## [Task input]
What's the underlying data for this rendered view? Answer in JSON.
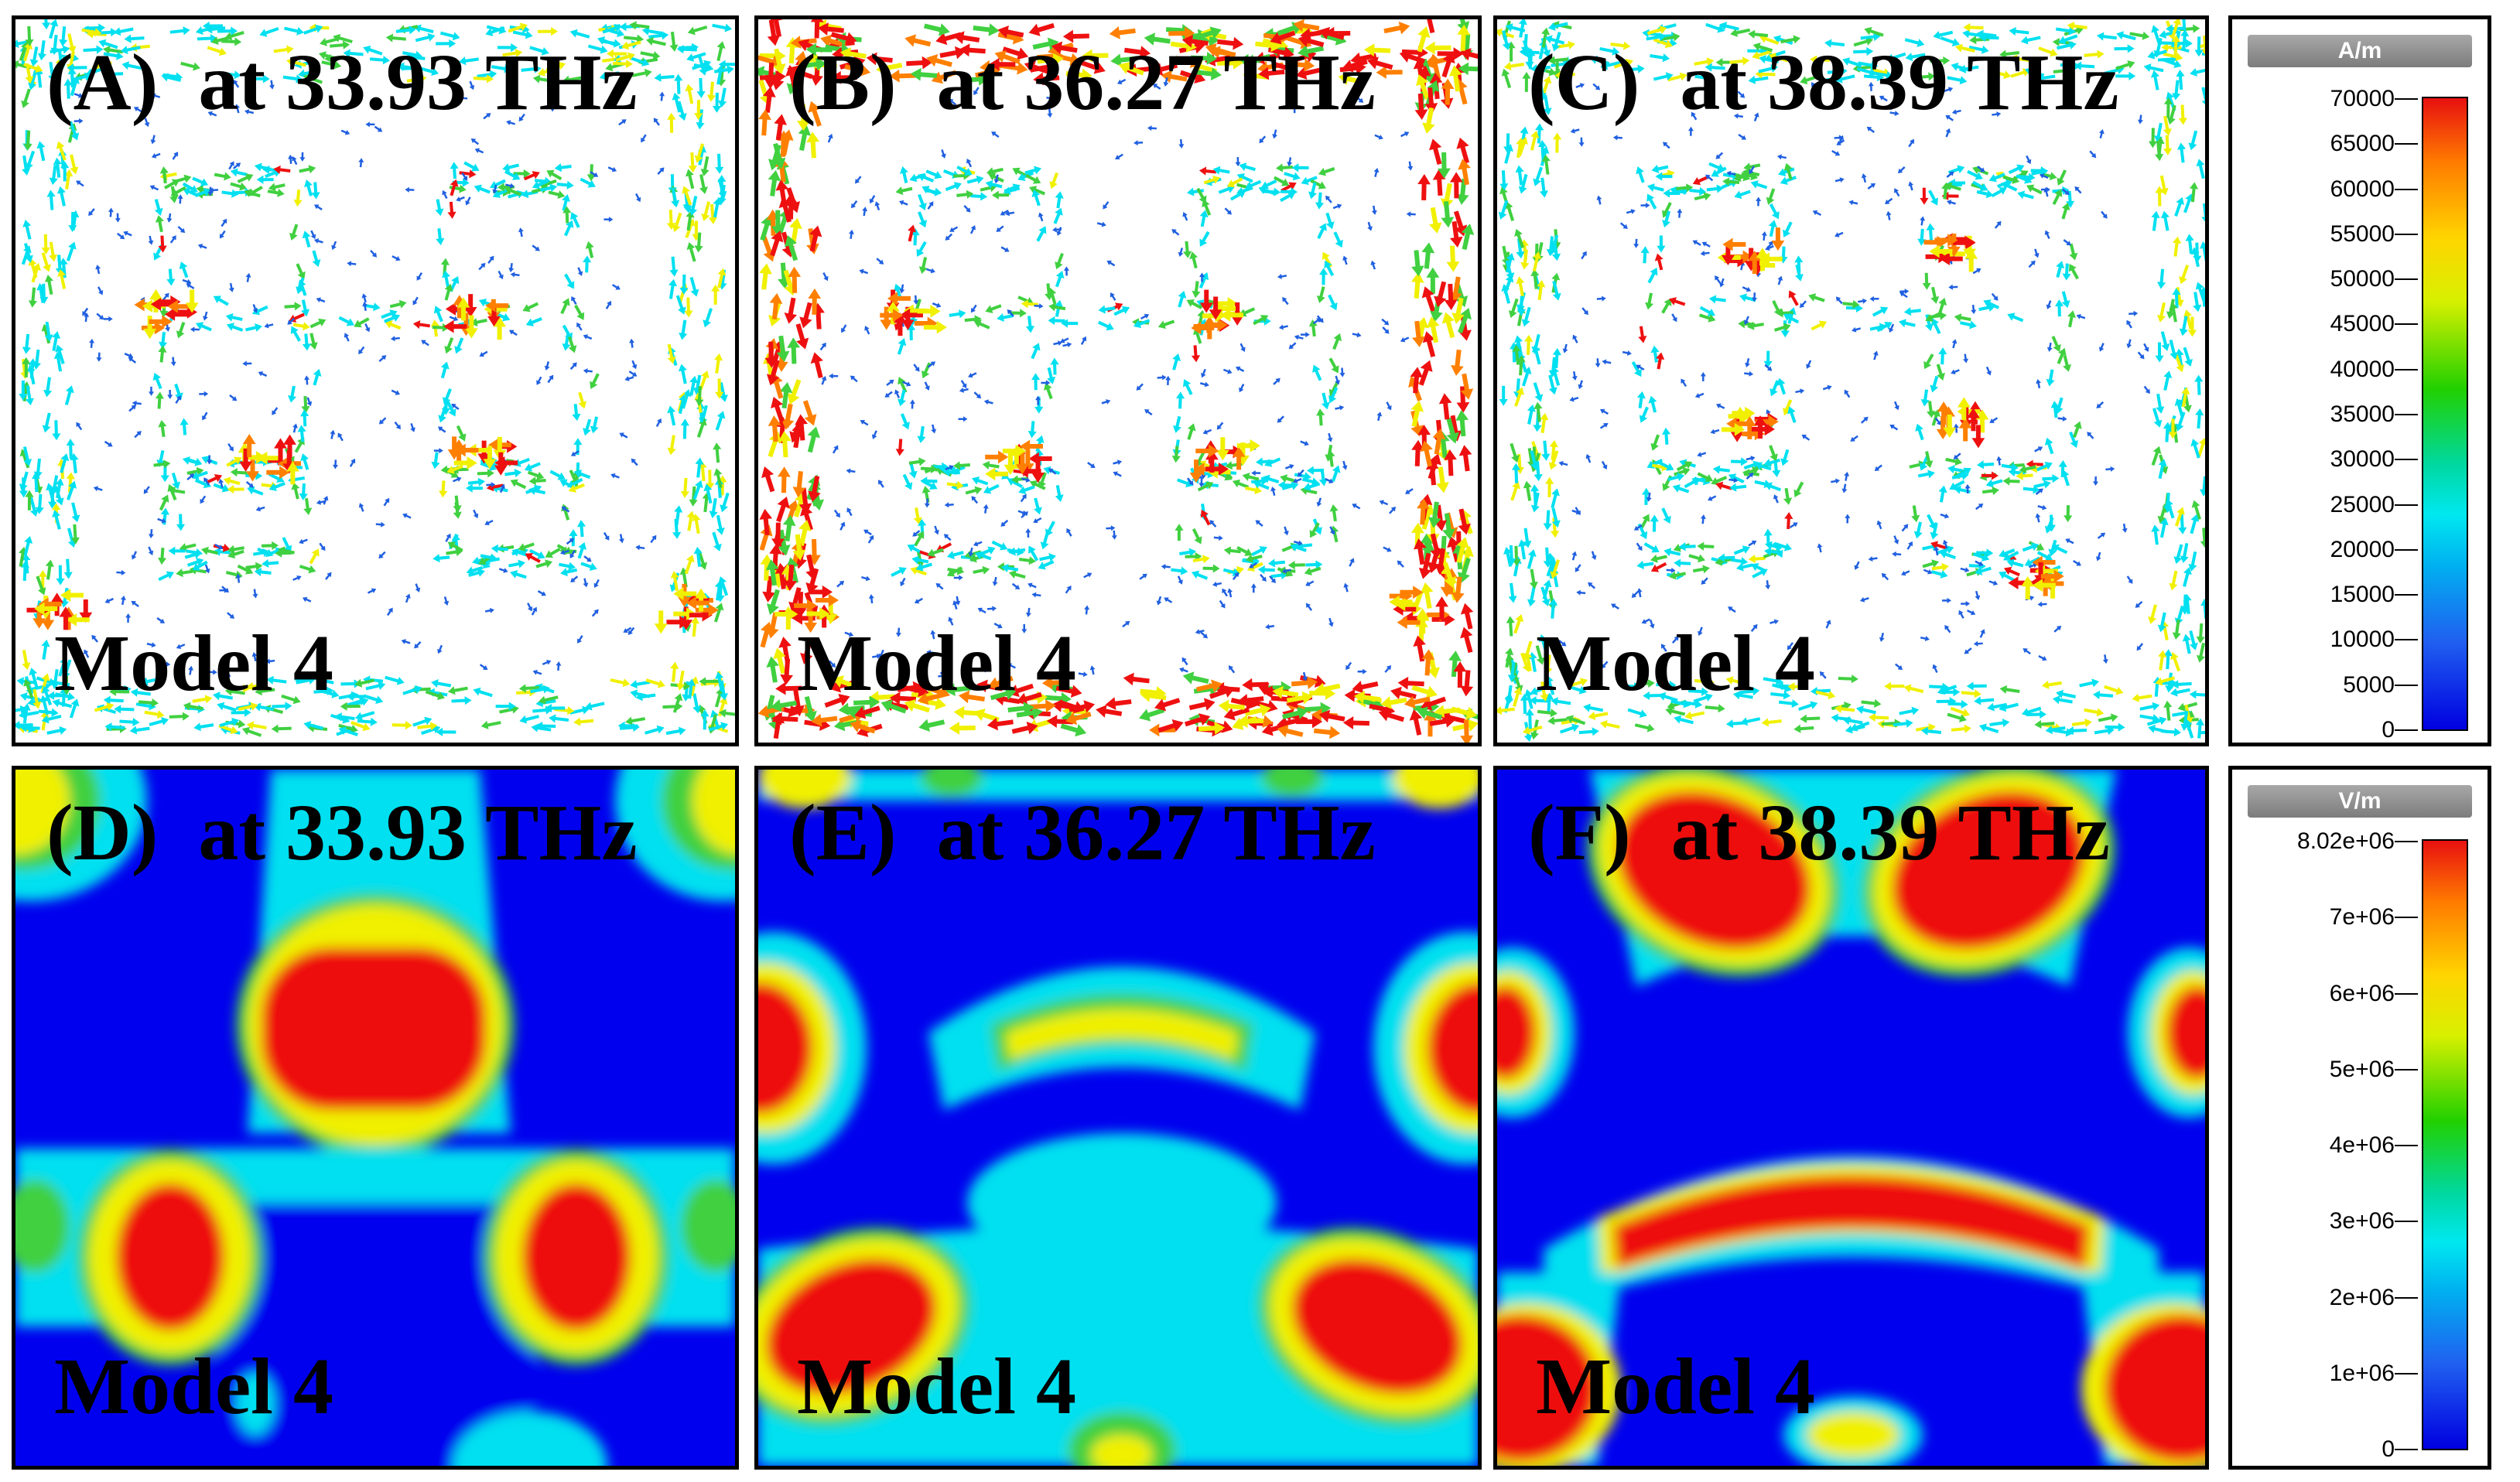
{
  "panels": [
    {
      "id": "A",
      "label": "(A)  at 33.93 THz",
      "model": "Model 4"
    },
    {
      "id": "B",
      "label": "(B)  at 36.27 THz",
      "model": "Model 4"
    },
    {
      "id": "C",
      "label": "(C)  at 38.39 THz",
      "model": "Model 4"
    },
    {
      "id": "D",
      "label": "(D)  at 33.93 THz",
      "model": "Model 4"
    },
    {
      "id": "E",
      "label": "(E)  at 36.27 THz",
      "model": "Model 4"
    },
    {
      "id": "F",
      "label": "(F)  at 38.39 THz",
      "model": "Model 4"
    }
  ],
  "legend_current": {
    "unit": "A/m",
    "ticks": [
      "70000",
      "65000",
      "60000",
      "55000",
      "50000",
      "45000",
      "40000",
      "35000",
      "30000",
      "25000",
      "20000",
      "15000",
      "10000",
      "5000",
      "0"
    ]
  },
  "legend_field": {
    "unit": "V/m",
    "ticks": [
      "8.02e+06",
      "7e+06",
      "6e+06",
      "5e+06",
      "4e+06",
      "3e+06",
      "2e+06",
      "1e+06",
      "0"
    ]
  },
  "colors": {
    "blue": "#0000ee",
    "cyan": "#00e0f0",
    "green": "#40d040",
    "yellow": "#f0f000",
    "red": "#ee1010",
    "orange": "#ff8000"
  }
}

## [Short problem]
Repeat the records above exactly, omitting every picture.

## [Solution for this exercise]
What's the underlying data for this rendered view? Answer in JSON.
{
  "panels": [
    {
      "id": "A",
      "label": "(A)  at 33.93 THz",
      "model": "Model 4"
    },
    {
      "id": "B",
      "label": "(B)  at 36.27 THz",
      "model": "Model 4"
    },
    {
      "id": "C",
      "label": "(C)  at 38.39 THz",
      "model": "Model 4"
    },
    {
      "id": "D",
      "label": "(D)  at 33.93 THz",
      "model": "Model 4"
    },
    {
      "id": "E",
      "label": "(E)  at 36.27 THz",
      "model": "Model 4"
    },
    {
      "id": "F",
      "label": "(F)  at 38.39 THz",
      "model": "Model 4"
    }
  ],
  "legend_current": {
    "unit": "A/m",
    "ticks": [
      "70000",
      "65000",
      "60000",
      "55000",
      "50000",
      "45000",
      "40000",
      "35000",
      "30000",
      "25000",
      "20000",
      "15000",
      "10000",
      "5000",
      "0"
    ]
  },
  "legend_field": {
    "unit": "V/m",
    "ticks": [
      "8.02e+06",
      "7e+06",
      "6e+06",
      "5e+06",
      "4e+06",
      "3e+06",
      "2e+06",
      "1e+06",
      "0"
    ]
  },
  "colors": {
    "blue": "#0000ee",
    "cyan": "#00e0f0",
    "green": "#40d040",
    "yellow": "#f0f000",
    "red": "#ee1010",
    "orange": "#ff8000"
  }
}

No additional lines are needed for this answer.